▶ _WORK INSTRUCTIONS_:
Format every line of the records below as a Markdown table with two columns, Row and Line, where Row numbers each line in order and blank lines are skipped. Leave out the pictures.

--- START DATA PROVIDED ---

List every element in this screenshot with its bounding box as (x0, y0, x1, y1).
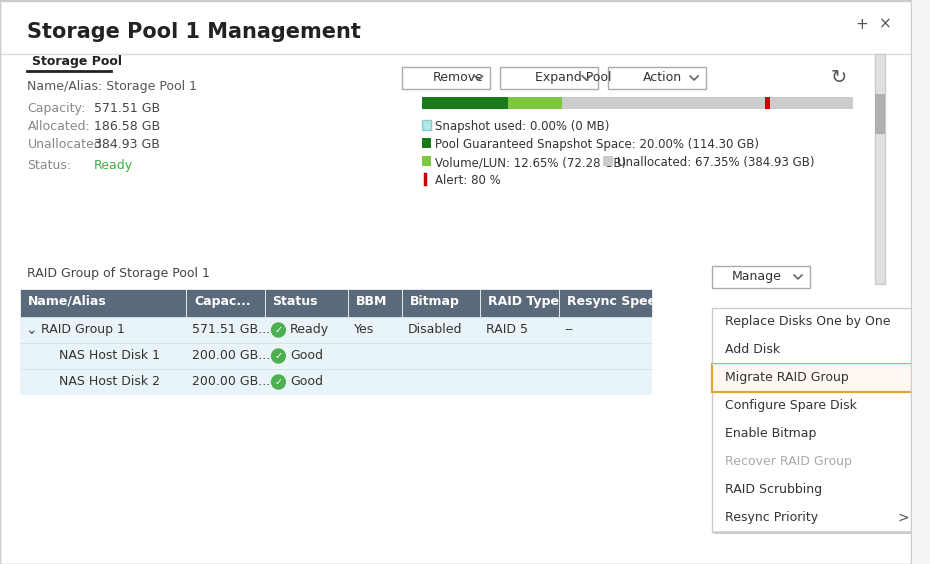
Text: Disabled: Disabled (408, 323, 462, 336)
FancyBboxPatch shape (421, 138, 432, 148)
Circle shape (272, 375, 286, 389)
Text: Name/Alias: Name/Alias (28, 295, 106, 308)
Text: NAS Host Disk 1: NAS Host Disk 1 (59, 349, 160, 362)
Text: Manage: Manage (731, 270, 781, 283)
Text: 200.00 GB...: 200.00 GB... (193, 349, 271, 362)
Text: Good: Good (290, 375, 324, 388)
Text: Status:: Status: (28, 159, 72, 172)
Text: Ready: Ready (290, 323, 329, 336)
Text: RAID 5: RAID 5 (486, 323, 528, 336)
Text: 200.00 GB...: 200.00 GB... (193, 375, 271, 388)
FancyBboxPatch shape (500, 67, 598, 89)
Text: ↻: ↻ (830, 68, 846, 87)
Text: Remove: Remove (432, 71, 484, 84)
Text: 186.58 GB: 186.58 GB (94, 120, 160, 133)
FancyBboxPatch shape (875, 94, 885, 134)
Text: ×: × (879, 17, 891, 32)
Text: ⌄: ⌄ (25, 323, 37, 337)
Text: 571.51 GB: 571.51 GB (94, 102, 160, 115)
Text: ✓: ✓ (274, 351, 283, 361)
Text: ✓: ✓ (274, 325, 283, 335)
FancyBboxPatch shape (186, 289, 265, 317)
Text: BBM: BBM (356, 295, 387, 308)
Circle shape (272, 323, 286, 337)
FancyBboxPatch shape (348, 289, 402, 317)
Text: 571.51 GB...: 571.51 GB... (193, 323, 271, 336)
Text: RAID Scrubbing: RAID Scrubbing (725, 483, 823, 496)
Text: Unallocated: 67.35% (384.93 GB): Unallocated: 67.35% (384.93 GB) (617, 156, 814, 169)
Text: Storage Pool: Storage Pool (33, 55, 123, 68)
Text: Enable Bitmap: Enable Bitmap (725, 427, 817, 440)
Text: 384.93 GB: 384.93 GB (94, 138, 160, 151)
Text: Capac...: Capac... (194, 295, 251, 308)
FancyBboxPatch shape (875, 54, 885, 284)
FancyBboxPatch shape (713, 308, 917, 534)
FancyBboxPatch shape (608, 67, 706, 89)
Text: Recover RAID Group: Recover RAID Group (725, 455, 853, 468)
Text: RAID Group 1: RAID Group 1 (41, 323, 125, 336)
Text: RAID Type: RAID Type (488, 295, 559, 308)
Text: Migrate RAID Group: Migrate RAID Group (725, 371, 849, 384)
Text: Ready: Ready (94, 159, 133, 172)
Text: Yes: Yes (354, 323, 374, 336)
Text: Expand Pool: Expand Pool (536, 71, 612, 84)
Text: Unallocated:: Unallocated: (28, 138, 106, 151)
Text: Configure Spare Disk: Configure Spare Disk (725, 399, 857, 412)
Text: Action: Action (644, 71, 683, 84)
Text: Alert: 80 %: Alert: 80 % (435, 174, 501, 187)
FancyBboxPatch shape (711, 266, 810, 288)
Text: Resync Speed: Resync Speed (566, 295, 665, 308)
FancyBboxPatch shape (711, 308, 912, 532)
Text: Name/Alias: Storage Pool 1: Name/Alias: Storage Pool 1 (28, 80, 197, 93)
Text: Add Disk: Add Disk (725, 343, 780, 356)
Text: Volume/LUN: 12.65% (72.28 GB): Volume/LUN: 12.65% (72.28 GB) (435, 156, 627, 169)
FancyBboxPatch shape (764, 97, 770, 109)
FancyBboxPatch shape (20, 317, 652, 343)
FancyBboxPatch shape (421, 120, 432, 130)
Circle shape (272, 349, 286, 363)
Text: RAID Group of Storage Pool 1: RAID Group of Storage Pool 1 (28, 267, 210, 280)
FancyBboxPatch shape (0, 0, 911, 564)
FancyBboxPatch shape (508, 97, 563, 109)
FancyBboxPatch shape (711, 364, 912, 392)
FancyBboxPatch shape (402, 289, 481, 317)
Text: Replace Disks One by One: Replace Disks One by One (725, 315, 891, 328)
FancyBboxPatch shape (20, 369, 652, 395)
Text: Snapshot used: 0.00% (0 MB): Snapshot used: 0.00% (0 MB) (435, 120, 610, 133)
Text: NAS Host Disk 2: NAS Host Disk 2 (59, 375, 160, 388)
FancyBboxPatch shape (481, 289, 559, 317)
FancyBboxPatch shape (421, 97, 853, 109)
Text: >: > (897, 511, 909, 525)
Text: ✓: ✓ (274, 377, 283, 387)
Text: +: + (856, 17, 869, 32)
FancyBboxPatch shape (265, 289, 348, 317)
Text: Allocated:: Allocated: (28, 120, 90, 133)
FancyBboxPatch shape (402, 67, 490, 89)
Text: Resync Priority: Resync Priority (725, 511, 818, 524)
Text: Status: Status (272, 295, 318, 308)
FancyBboxPatch shape (421, 156, 432, 166)
Text: Capacity:: Capacity: (28, 102, 86, 115)
FancyBboxPatch shape (20, 343, 652, 369)
Text: --: -- (565, 323, 574, 336)
FancyBboxPatch shape (20, 289, 186, 317)
Text: Storage Pool 1 Management: Storage Pool 1 Management (28, 22, 362, 42)
Text: Pool Guaranteed Snapshot Space: 20.00% (114.30 GB): Pool Guaranteed Snapshot Space: 20.00% (… (435, 138, 759, 151)
FancyBboxPatch shape (421, 97, 508, 109)
Text: Good: Good (290, 349, 324, 362)
FancyBboxPatch shape (603, 156, 613, 166)
FancyBboxPatch shape (559, 289, 652, 317)
Text: Bitmap: Bitmap (410, 295, 459, 308)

--- END DATA PROVIDED ---

▶ _EXERCISE RESULT_:
| Row | Line |
|---|---|
| 1 | List every element in this screenshot with its bounding box as (x0, y0, x1, y1). |
| 2 | Text: Disabled: Disabled (408, 323, 462, 336) |
| 3 | FancyBboxPatch shape (421, 138, 432, 148) |
| 4 | Circle shape (272, 375, 286, 389) |
| 5 | Text: Name/Alias: Name/Alias (28, 295, 106, 308) |
| 6 | Text: NAS Host Disk 1: NAS Host Disk 1 (59, 349, 160, 362) |
| 7 | Text: Manage: Manage (731, 270, 781, 283) |
| 8 | Text: 200.00 GB...: 200.00 GB... (193, 349, 271, 362) |
| 9 | Text: Good: Good (290, 375, 324, 388) |
| 10 | Text: Status:: Status: (28, 159, 72, 172) |
| 11 | Text: Ready: Ready (290, 323, 329, 336) |
| 12 | Text: RAID 5: RAID 5 (486, 323, 528, 336) |
| 13 | Text: 200.00 GB...: 200.00 GB... (193, 375, 271, 388) |
| 14 | FancyBboxPatch shape (500, 67, 598, 89) |
| 15 | Text: ↻: ↻ (830, 68, 846, 87) |
| 16 | Text: Remove: Remove (432, 71, 484, 84) |
| 17 | Text: 186.58 GB: 186.58 GB (94, 120, 160, 133) |
| 18 | FancyBboxPatch shape (875, 94, 885, 134) |
| 19 | Text: ×: × (879, 17, 891, 32) |
| 20 | Text: ⌄: ⌄ (25, 323, 37, 337) |
| 21 | Text: 571.51 GB: 571.51 GB (94, 102, 160, 115) |
| 22 | Text: ✓: ✓ (274, 351, 283, 361) |
| 23 | Text: ✓: ✓ (274, 325, 283, 335) |
| 24 | FancyBboxPatch shape (186, 289, 265, 317) |
| 25 | Text: BBM: BBM (356, 295, 387, 308) |
| 26 | Circle shape (272, 323, 286, 337) |
| 27 | FancyBboxPatch shape (348, 289, 402, 317) |
| 28 | Text: 571.51 GB...: 571.51 GB... (193, 323, 271, 336) |
| 29 | Text: RAID Scrubbing: RAID Scrubbing (725, 483, 823, 496) |
| 30 | Text: Unallocated: 67.35% (384.93 GB): Unallocated: 67.35% (384.93 GB) (617, 156, 814, 169) |
| 31 | Text: Storage Pool: Storage Pool (33, 55, 123, 68) |
| 32 | Text: Enable Bitmap: Enable Bitmap (725, 427, 817, 440) |
| 33 | Text: 384.93 GB: 384.93 GB (94, 138, 160, 151) |
| 34 | Text: Capac...: Capac... (194, 295, 251, 308) |
| 35 | FancyBboxPatch shape (875, 54, 885, 284) |
| 36 | FancyBboxPatch shape (713, 308, 917, 534) |
| 37 | FancyBboxPatch shape (608, 67, 706, 89) |
| 38 | Text: Recover RAID Group: Recover RAID Group (725, 455, 853, 468) |
| 39 | Text: RAID Group 1: RAID Group 1 (41, 323, 125, 336) |
| 40 | Text: RAID Type: RAID Type (488, 295, 559, 308) |
| 41 | Text: Migrate RAID Group: Migrate RAID Group (725, 371, 849, 384) |
| 42 | Text: Ready: Ready (94, 159, 133, 172) |
| 43 | Text: Yes: Yes (354, 323, 374, 336) |
| 44 | Text: Expand Pool: Expand Pool (536, 71, 612, 84) |
| 45 | Text: Unallocated:: Unallocated: (28, 138, 106, 151) |
| 46 | Text: Configure Spare Disk: Configure Spare Disk (725, 399, 857, 412) |
| 47 | Text: Action: Action (644, 71, 683, 84) |
| 48 | Text: Alert: 80 %: Alert: 80 % (435, 174, 501, 187) |
| 49 | FancyBboxPatch shape (711, 266, 810, 288) |
| 50 | Text: Resync Speed: Resync Speed (566, 295, 665, 308) |
| 51 | FancyBboxPatch shape (711, 308, 912, 532) |
| 52 | Text: Name/Alias: Storage Pool 1: Name/Alias: Storage Pool 1 (28, 80, 197, 93) |
| 53 | Text: Add Disk: Add Disk (725, 343, 780, 356) |
| 54 | Text: Volume/LUN: 12.65% (72.28 GB): Volume/LUN: 12.65% (72.28 GB) (435, 156, 627, 169) |
| 55 | FancyBboxPatch shape (764, 97, 770, 109) |
| 56 | FancyBboxPatch shape (20, 317, 652, 343) |
| 57 | FancyBboxPatch shape (421, 120, 432, 130) |
| 58 | Circle shape (272, 349, 286, 363) |
| 59 | Text: RAID Group of Storage Pool 1: RAID Group of Storage Pool 1 (28, 267, 210, 280) |
| 60 | FancyBboxPatch shape (0, 0, 911, 564) |
| 61 | FancyBboxPatch shape (508, 97, 563, 109) |
| 62 | FancyBboxPatch shape (711, 364, 912, 392) |
| 63 | FancyBboxPatch shape (402, 289, 481, 317) |
| 64 | Text: Replace Disks One by One: Replace Disks One by One (725, 315, 891, 328) |
| 65 | FancyBboxPatch shape (20, 369, 652, 395) |
| 66 | Text: Snapshot used: 0.00% (0 MB): Snapshot used: 0.00% (0 MB) (435, 120, 610, 133) |
| 67 | Text: NAS Host Disk 2: NAS Host Disk 2 (59, 375, 160, 388) |
| 68 | FancyBboxPatch shape (481, 289, 559, 317) |
| 69 | FancyBboxPatch shape (421, 97, 853, 109) |
| 70 | Text: >: > (897, 511, 909, 525) |
| 71 | Text: ✓: ✓ (274, 377, 283, 387) |
| 72 | Text: +: + (856, 17, 869, 32) |
| 73 | FancyBboxPatch shape (265, 289, 348, 317) |
| 74 | Text: Allocated:: Allocated: (28, 120, 90, 133) |
| 75 | FancyBboxPatch shape (402, 67, 490, 89) |
| 76 | Text: Resync Priority: Resync Priority (725, 511, 818, 524) |
| 77 | Text: Status: Status (272, 295, 318, 308) |
| 78 | FancyBboxPatch shape (421, 156, 432, 166) |
| 79 | Text: Capacity:: Capacity: (28, 102, 86, 115) |
| 80 | FancyBboxPatch shape (20, 343, 652, 369) |
| 81 | Text: --: -- (565, 323, 574, 336) |
| 82 | FancyBboxPatch shape (20, 289, 186, 317) |
| 83 | Text: Storage Pool 1 Management: Storage Pool 1 Management (28, 22, 362, 42) |
| 84 | Text: Pool Guaranteed Snapshot Space: 20.00% (114.30 GB): Pool Guaranteed Snapshot Space: 20.00% (… (435, 138, 759, 151) |
| 85 | FancyBboxPatch shape (421, 97, 508, 109) |
| 86 | Text: Good: Good (290, 349, 324, 362) |
| 87 | FancyBboxPatch shape (603, 156, 613, 166) |
| 88 | FancyBboxPatch shape (559, 289, 652, 317) |
| 89 | Text: Bitmap: Bitmap (410, 295, 459, 308) |